-- Start of ENTRIES PROVIDED --

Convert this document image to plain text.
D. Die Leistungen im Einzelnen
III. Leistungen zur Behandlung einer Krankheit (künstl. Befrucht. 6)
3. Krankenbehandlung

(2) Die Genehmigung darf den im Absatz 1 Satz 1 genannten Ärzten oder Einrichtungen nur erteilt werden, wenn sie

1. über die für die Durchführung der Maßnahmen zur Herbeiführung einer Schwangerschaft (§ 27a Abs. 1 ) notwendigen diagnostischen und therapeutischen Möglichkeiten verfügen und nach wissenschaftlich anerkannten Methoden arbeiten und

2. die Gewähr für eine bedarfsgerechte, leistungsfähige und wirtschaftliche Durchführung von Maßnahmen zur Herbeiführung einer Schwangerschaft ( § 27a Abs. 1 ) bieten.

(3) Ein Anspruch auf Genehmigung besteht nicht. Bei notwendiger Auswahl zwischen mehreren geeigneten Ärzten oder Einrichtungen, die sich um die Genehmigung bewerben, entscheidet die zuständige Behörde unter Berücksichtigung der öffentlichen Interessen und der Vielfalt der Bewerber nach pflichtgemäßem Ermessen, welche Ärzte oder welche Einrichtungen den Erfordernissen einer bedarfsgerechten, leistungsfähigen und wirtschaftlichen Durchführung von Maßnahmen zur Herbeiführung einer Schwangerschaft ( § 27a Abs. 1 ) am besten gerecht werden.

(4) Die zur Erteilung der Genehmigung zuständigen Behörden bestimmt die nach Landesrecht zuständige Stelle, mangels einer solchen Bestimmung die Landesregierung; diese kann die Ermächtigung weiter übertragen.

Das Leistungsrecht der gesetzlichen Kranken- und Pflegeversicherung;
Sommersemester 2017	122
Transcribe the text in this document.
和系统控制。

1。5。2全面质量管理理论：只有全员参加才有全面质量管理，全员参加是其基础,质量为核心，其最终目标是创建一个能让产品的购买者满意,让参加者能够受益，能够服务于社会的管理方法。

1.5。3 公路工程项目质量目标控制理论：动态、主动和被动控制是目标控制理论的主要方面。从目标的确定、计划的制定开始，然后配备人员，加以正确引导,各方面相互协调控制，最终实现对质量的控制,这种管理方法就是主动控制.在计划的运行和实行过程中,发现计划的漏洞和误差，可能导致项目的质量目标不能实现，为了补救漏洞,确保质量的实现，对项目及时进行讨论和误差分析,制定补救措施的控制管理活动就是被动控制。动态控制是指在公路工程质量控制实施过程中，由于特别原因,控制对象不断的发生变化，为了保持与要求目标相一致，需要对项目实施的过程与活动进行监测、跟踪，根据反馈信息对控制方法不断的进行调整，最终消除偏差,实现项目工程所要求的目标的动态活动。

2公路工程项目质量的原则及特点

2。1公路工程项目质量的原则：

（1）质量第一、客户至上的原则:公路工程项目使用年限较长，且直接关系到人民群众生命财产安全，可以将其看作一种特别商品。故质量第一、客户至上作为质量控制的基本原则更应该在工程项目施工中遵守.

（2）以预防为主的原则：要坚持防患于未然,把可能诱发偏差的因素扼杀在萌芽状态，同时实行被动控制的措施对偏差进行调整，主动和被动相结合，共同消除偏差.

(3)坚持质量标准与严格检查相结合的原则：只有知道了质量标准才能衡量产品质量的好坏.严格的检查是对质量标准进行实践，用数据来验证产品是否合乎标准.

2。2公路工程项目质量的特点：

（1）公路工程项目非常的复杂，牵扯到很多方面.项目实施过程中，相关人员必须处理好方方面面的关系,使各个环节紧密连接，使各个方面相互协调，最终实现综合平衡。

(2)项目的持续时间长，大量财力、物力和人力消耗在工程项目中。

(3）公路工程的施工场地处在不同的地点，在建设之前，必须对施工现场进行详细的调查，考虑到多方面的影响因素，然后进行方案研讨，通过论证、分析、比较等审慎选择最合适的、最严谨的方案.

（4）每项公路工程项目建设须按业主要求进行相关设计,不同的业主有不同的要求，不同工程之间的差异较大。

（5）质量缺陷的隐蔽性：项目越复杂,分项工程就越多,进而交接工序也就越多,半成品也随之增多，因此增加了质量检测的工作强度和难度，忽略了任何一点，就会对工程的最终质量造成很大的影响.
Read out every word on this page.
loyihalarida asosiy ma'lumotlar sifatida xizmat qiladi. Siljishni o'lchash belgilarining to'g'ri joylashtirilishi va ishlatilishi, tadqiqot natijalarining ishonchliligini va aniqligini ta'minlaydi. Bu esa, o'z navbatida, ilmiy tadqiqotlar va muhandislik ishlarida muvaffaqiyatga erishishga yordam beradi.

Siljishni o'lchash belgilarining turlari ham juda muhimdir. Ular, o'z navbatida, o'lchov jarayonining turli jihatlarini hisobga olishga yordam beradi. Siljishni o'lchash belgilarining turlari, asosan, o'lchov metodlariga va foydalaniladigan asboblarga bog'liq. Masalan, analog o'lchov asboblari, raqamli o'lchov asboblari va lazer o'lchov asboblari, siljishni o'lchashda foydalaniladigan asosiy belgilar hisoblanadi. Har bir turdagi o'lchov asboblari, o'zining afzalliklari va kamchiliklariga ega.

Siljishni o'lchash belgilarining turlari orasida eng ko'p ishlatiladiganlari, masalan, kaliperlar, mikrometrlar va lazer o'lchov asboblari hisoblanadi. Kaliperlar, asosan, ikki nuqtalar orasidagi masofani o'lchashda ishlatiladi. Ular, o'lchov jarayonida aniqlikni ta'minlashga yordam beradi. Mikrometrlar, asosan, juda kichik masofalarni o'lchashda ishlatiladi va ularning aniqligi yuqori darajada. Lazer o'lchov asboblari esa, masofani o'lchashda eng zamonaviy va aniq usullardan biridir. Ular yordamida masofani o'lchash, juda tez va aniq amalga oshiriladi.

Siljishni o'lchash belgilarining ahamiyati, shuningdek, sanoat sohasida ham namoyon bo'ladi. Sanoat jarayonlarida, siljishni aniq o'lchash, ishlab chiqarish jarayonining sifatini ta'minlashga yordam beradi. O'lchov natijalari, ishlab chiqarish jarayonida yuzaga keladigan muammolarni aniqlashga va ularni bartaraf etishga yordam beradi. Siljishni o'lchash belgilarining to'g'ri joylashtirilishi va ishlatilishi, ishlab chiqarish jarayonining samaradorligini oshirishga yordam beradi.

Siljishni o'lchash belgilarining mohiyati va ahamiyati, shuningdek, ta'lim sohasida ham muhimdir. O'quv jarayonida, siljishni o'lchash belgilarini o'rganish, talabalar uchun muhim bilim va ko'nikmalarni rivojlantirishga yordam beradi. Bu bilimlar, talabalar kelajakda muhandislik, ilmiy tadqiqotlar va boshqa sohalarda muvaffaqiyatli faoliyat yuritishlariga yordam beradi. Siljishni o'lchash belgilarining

-- End of ENTRIES PROVIDED --

EXERCISE DESCRIPTION: The listing above should be transcribed in full, exactly as written.

WRITTEN ANSWER:
Convert this document image to plain text.
D. Die Leistungen im Einzelnen
III. Leistungen zur Behandlung einer Krankheit (künstl. Befrucht. 6)
3. Krankenbehandlung

(2) Die Genehmigung darf den im Absatz 1 Satz 1 genannten Ärzten oder Einrichtungen nur erteilt werden, wenn sie

1. über die für die Durchführung der Maßnahmen zur Herbeiführung einer Schwangerschaft (§ 27a Abs. 1 ) notwendigen diagnostischen und therapeutischen Möglichkeiten verfügen und nach wissenschaftlich anerkannten Methoden arbeiten und

2. die Gewähr für eine bedarfsgerechte, leistungsfähige und wirtschaftliche Durchführung von Maßnahmen zur Herbeiführung einer Schwangerschaft ( § 27a Abs. 1 ) bieten.

(3) Ein Anspruch auf Genehmigung besteht nicht. Bei notwendiger Auswahl zwischen mehreren geeigneten Ärzten oder Einrichtungen, die sich um die Genehmigung bewerben, entscheidet die zuständige Behörde unter Berücksichtigung der öffentlichen Interessen und der Vielfalt der Bewerber nach pflichtgemäßem Ermessen, welche Ärzte oder welche Einrichtungen den Erfordernissen einer bedarfsgerechten, leistungsfähigen und wirtschaftlichen Durchführung von Maßnahmen zur Herbeiführung einer Schwangerschaft ( § 27a Abs. 1 ) am besten gerecht werden.

(4) Die zur Erteilung der Genehmigung zuständigen Behörden bestimmt die nach Landesrecht zuständige Stelle, mangels einer solchen Bestimmung die Landesregierung; diese kann die Ermächtigung weiter übertragen.

Das Leistungsrecht der gesetzlichen Kranken- und Pflegeversicherung;
Sommersemester 2017	122
Transcribe the text in this document.
和系统控制。

1。5。2全面质量管理理论：只有全员参加才有全面质量管理，全员参加是其基础,质量为核心，其最终目标是创建一个能让产品的购买者满意,让参加者能够受益，能够服务于社会的管理方法。

1.5。3 公路工程项目质量目标控制理论：动态、主动和被动控制是目标控制理论的主要方面。从目标的确定、计划的制定开始，然后配备人员，加以正确引导,各方面相互协调控制，最终实现对质量的控制,这种管理方法就是主动控制.在计划的运行和实行过程中,发现计划的漏洞和误差，可能导致项目的质量目标不能实现，为了补救漏洞,确保质量的实现，对项目及时进行讨论和误差分析,制定补救措施的控制管理活动就是被动控制。动态控制是指在公路工程质量控制实施过程中，由于特别原因,控制对象不断的发生变化，为了保持与要求目标相一致，需要对项目实施的过程与活动进行监测、跟踪，根据反馈信息对控制方法不断的进行调整，最终消除偏差,实现项目工程所要求的目标的动态活动。

2公路工程项目质量的原则及特点

2。1公路工程项目质量的原则：

（1）质量第一、客户至上的原则:公路工程项目使用年限较长，且直接关系到人民群众生命财产安全，可以将其看作一种特别商品。故质量第一、客户至上作为质量控制的基本原则更应该在工程项目施工中遵守.

（2）以预防为主的原则：要坚持防患于未然,把可能诱发偏差的因素扼杀在萌芽状态，同时实行被动控制的措施对偏差进行调整，主动和被动相结合，共同消除偏差.

(3)坚持质量标准与严格检查相结合的原则：只有知道了质量标准才能衡量产品质量的好坏.严格的检查是对质量标准进行实践，用数据来验证产品是否合乎标准.

2。2公路工程项目质量的特点：

（1）公路工程项目非常的复杂，牵扯到很多方面.项目实施过程中，相关人员必须处理好方方面面的关系,使各个环节紧密连接，使各个方面相互协调，最终实现综合平衡。

(2)项目的持续时间长，大量财力、物力和人力消耗在工程项目中。

(3）公路工程的施工场地处在不同的地点，在建设之前，必须对施工现场进行详细的调查，考虑到多方面的影响因素，然后进行方案研讨，通过论证、分析、比较等审慎选择最合适的、最严谨的方案.

（4）每项公路工程项目建设须按业主要求进行相关设计,不同的业主有不同的要求，不同工程之间的差异较大。

（5）质量缺陷的隐蔽性：项目越复杂,分项工程就越多,进而交接工序也就越多,半成品也随之增多，因此增加了质量检测的工作强度和难度，忽略了任何一点，就会对工程的最终质量造成很大的影响.
Read out every word on this page.
loyihalarida asosiy ma'lumotlar sifatida xizmat qiladi. Siljishni o'lchash belgilarining to'g'ri joylashtirilishi va ishlatilishi, tadqiqot natijalarining ishonchliligini va aniqligini ta'minlaydi. Bu esa, o'z navbatida, ilmiy tadqiqotlar va muhandislik ishlarida muvaffaqiyatga erishishga yordam beradi.

Siljishni o'lchash belgilarining turlari ham juda muhimdir. Ular, o'z navbatida, o'lchov jarayonining turli jihatlarini hisobga olishga yordam beradi. Siljishni o'lchash belgilarining turlari, asosan, o'lchov metodlariga va foydalaniladigan asboblarga bog'liq. Masalan, analog o'lchov asboblari, raqamli o'lchov asboblari va lazer o'lchov asboblari, siljishni o'lchashda foydalaniladigan asosiy belgilar hisoblanadi. Har bir turdagi o'lchov asboblari, o'zining afzalliklari va kamchiliklariga ega.

Siljishni o'lchash belgilarining turlari orasida eng ko'p ishlatiladiganlari, masalan, kaliperlar, mikrometrlar va lazer o'lchov asboblari hisoblanadi. Kaliperlar, asosan, ikki nuqtalar orasidagi masofani o'lchashda ishlatiladi. Ular, o'lchov jarayonida aniqlikni ta'minlashga yordam beradi. Mikrometrlar, asosan, juda kichik masofalarni o'lchashda ishlatiladi va ularning aniqligi yuqori darajada. Lazer o'lchov asboblari esa, masofani o'lchashda eng zamonaviy va aniq usullardan biridir. Ular yordamida masofani o'lchash, juda tez va aniq amalga oshiriladi.

Siljishni o'lchash belgilarining ahamiyati, shuningdek, sanoat sohasida ham namoyon bo'ladi. Sanoat jarayonlarida, siljishni aniq o'lchash, ishlab chiqarish jarayonining sifatini ta'minlashga yordam beradi. O'lchov natijalari, ishlab chiqarish jarayonida yuzaga keladigan muammolarni aniqlashga va ularni bartaraf etishga yordam beradi. Siljishni o'lchash belgilarining to'g'ri joylashtirilishi va ishlatilishi, ishlab chiqarish jarayonining samaradorligini oshirishga yordam beradi.

Siljishni o'lchash belgilarining mohiyati va ahamiyati, shuningdek, ta'lim sohasida ham muhimdir. O'quv jarayonida, siljishni o'lchash belgilarini o'rganish, talabalar uchun muhim bilim va ko'nikmalarni rivojlantirishga yordam beradi. Bu bilimlar, talabalar kelajakda muhandislik, ilmiy tadqiqotlar va boshqa sohalarda muvaffaqiyatli faoliyat yuritishlariga yordam beradi. Siljishni o'lchash belgilarining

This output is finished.